Exercise details: Each line containing the word "will" needs to be copied.

Records provided:
□ □ □ □ □ □ □

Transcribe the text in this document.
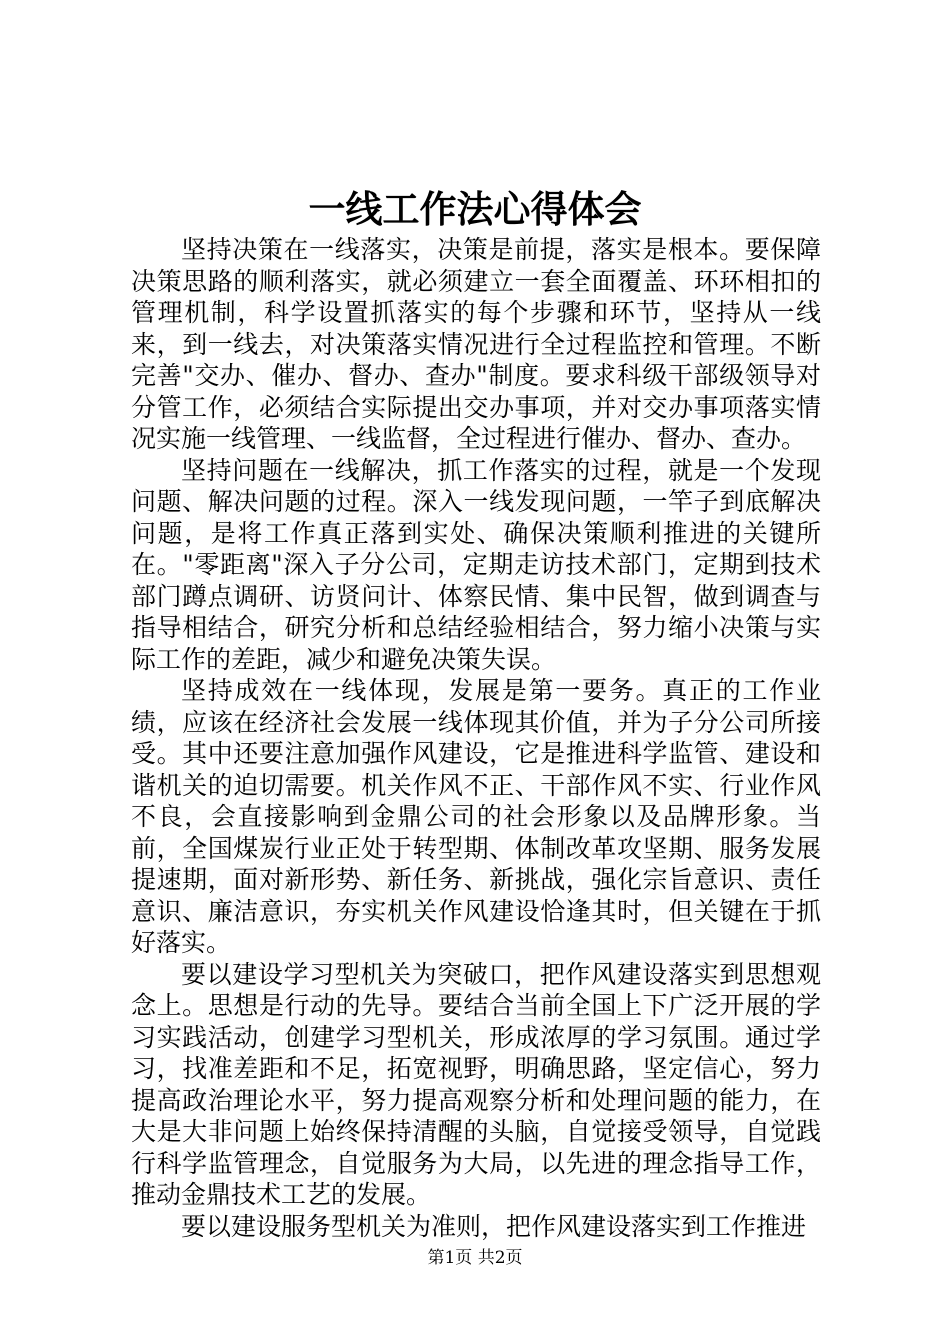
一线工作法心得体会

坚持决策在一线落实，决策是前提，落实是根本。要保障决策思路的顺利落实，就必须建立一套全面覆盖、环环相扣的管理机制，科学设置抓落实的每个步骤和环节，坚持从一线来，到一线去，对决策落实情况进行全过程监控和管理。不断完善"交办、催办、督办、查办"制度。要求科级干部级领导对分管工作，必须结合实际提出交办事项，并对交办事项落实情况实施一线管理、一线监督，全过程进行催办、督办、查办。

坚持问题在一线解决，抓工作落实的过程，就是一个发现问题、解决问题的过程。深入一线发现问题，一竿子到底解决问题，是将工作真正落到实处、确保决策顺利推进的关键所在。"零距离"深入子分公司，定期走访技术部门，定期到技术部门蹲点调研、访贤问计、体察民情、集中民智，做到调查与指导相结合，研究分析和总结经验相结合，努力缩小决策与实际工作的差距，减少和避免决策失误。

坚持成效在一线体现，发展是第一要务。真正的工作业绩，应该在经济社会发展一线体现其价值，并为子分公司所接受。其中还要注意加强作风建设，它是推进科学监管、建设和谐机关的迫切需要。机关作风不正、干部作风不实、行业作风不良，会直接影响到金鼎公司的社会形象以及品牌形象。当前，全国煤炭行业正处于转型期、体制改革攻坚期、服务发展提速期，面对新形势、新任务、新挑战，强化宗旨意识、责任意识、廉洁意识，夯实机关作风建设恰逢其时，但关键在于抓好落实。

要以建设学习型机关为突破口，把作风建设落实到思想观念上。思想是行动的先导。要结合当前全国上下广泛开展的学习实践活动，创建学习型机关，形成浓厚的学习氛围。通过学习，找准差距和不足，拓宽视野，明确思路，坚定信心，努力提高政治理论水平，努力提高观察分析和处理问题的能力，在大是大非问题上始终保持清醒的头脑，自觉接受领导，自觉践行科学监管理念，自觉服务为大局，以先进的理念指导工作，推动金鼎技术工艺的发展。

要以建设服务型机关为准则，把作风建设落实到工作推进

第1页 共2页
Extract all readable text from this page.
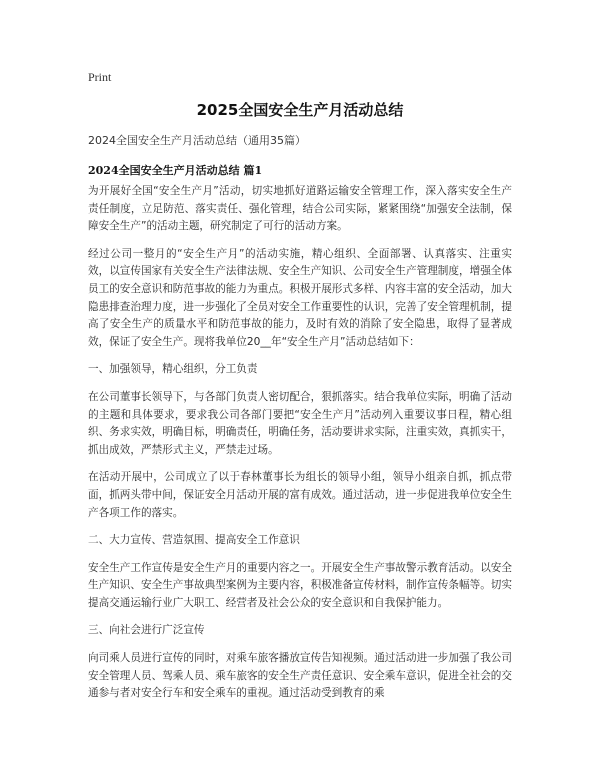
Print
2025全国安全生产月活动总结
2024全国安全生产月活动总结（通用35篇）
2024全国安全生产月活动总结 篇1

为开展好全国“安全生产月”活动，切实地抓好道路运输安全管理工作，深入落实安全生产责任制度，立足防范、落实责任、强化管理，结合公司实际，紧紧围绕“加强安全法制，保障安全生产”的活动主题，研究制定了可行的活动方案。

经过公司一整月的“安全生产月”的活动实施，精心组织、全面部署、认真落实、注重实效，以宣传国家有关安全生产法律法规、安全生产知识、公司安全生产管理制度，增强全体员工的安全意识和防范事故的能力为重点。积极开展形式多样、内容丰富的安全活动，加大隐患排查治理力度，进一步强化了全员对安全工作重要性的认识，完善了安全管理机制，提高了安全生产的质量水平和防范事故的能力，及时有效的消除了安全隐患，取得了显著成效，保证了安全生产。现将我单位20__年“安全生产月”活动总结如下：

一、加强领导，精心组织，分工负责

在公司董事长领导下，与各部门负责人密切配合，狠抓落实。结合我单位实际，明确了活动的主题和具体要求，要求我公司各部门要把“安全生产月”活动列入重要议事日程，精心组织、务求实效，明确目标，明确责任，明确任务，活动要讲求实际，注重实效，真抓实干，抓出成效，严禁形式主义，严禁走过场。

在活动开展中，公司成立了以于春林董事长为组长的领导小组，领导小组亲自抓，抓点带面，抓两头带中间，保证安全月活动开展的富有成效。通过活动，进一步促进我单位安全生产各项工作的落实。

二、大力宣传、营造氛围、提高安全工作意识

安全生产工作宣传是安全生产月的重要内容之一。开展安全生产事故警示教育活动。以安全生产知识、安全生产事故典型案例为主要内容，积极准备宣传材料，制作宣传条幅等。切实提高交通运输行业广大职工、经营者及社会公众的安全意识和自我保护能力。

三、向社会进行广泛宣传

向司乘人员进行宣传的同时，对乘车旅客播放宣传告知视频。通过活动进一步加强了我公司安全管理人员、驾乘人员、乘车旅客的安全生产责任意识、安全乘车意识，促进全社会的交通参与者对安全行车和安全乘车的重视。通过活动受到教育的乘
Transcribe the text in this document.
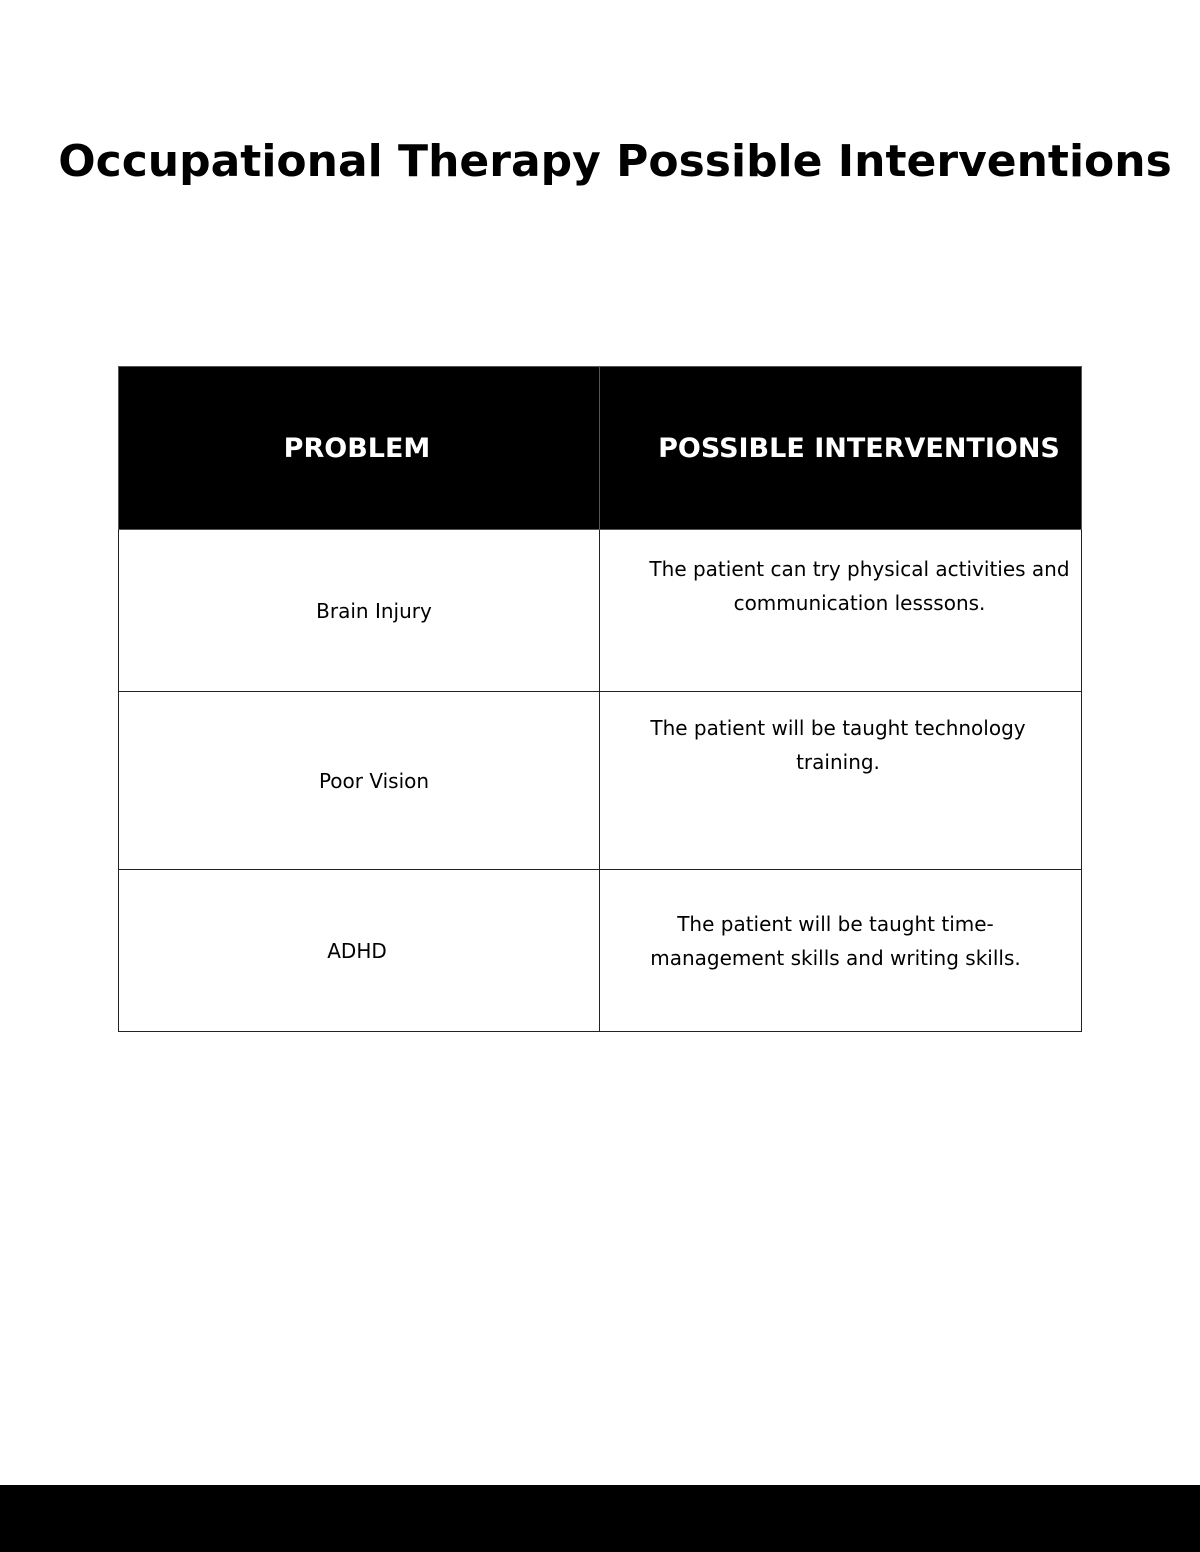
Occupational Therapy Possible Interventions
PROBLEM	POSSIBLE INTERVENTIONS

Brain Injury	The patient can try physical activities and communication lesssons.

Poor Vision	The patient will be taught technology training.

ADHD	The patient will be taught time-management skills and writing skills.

□ □ □ □ □ □ □

Correct response:
Poor Vision	The patient will be taught technology training.
ADHD	The patient will be taught time-management skills and writing skills.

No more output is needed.